## Directive:
Locate each line with the string "Equity" in the listing below and copy it.
Exercise material start
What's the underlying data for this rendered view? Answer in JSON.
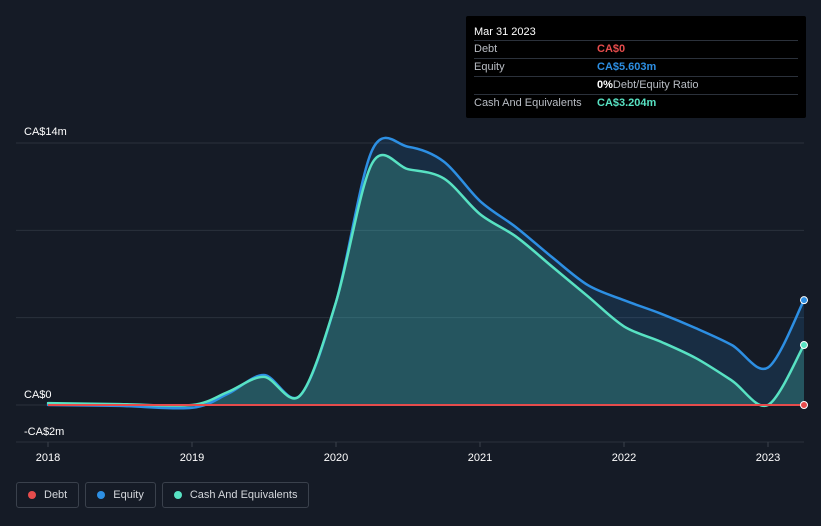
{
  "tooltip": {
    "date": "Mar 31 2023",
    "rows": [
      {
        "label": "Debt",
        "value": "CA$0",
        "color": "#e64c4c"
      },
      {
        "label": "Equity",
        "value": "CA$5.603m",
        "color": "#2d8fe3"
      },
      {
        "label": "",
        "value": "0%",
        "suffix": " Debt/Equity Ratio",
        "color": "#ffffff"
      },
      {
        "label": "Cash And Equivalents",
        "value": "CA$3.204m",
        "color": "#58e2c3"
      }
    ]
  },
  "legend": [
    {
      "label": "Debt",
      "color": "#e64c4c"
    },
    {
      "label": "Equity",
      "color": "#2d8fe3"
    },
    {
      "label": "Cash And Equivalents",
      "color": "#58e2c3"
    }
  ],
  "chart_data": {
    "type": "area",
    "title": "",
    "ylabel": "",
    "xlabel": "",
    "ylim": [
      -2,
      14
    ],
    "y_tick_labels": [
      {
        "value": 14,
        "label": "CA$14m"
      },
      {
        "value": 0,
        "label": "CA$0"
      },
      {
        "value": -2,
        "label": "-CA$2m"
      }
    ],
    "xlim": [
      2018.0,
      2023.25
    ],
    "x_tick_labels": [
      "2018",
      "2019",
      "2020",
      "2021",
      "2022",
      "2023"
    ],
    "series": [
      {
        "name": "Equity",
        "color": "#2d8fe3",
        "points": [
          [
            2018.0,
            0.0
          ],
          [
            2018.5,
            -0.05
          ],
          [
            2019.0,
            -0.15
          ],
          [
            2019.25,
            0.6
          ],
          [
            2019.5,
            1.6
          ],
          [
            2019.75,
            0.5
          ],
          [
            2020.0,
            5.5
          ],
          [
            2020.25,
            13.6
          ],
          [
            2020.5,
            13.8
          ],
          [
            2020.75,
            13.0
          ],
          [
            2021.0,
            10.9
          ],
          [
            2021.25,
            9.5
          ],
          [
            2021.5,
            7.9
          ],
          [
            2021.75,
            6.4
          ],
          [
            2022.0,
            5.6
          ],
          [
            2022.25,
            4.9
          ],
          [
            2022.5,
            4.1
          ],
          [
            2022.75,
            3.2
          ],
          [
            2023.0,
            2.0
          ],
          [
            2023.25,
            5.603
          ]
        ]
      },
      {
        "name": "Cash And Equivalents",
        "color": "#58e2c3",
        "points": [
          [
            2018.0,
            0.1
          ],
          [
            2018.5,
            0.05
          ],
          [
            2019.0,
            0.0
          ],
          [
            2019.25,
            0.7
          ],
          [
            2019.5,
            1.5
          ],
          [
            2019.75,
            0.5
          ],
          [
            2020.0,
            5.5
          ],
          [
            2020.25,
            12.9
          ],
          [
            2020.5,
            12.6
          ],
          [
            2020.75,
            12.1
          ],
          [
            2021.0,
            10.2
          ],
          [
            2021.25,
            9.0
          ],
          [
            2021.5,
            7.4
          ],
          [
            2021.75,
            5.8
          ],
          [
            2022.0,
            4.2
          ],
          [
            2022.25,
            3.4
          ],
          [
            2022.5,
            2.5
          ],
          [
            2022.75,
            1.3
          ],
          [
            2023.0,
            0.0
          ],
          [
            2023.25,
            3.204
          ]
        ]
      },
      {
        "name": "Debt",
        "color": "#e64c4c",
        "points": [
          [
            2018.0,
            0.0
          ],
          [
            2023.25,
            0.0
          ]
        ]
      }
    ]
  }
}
Exercise material end
## Right answer:
        "label": "Equity",
        "suffix": " Debt/Equity Ratio",
      "label": "Equity",
        "name": "Equity",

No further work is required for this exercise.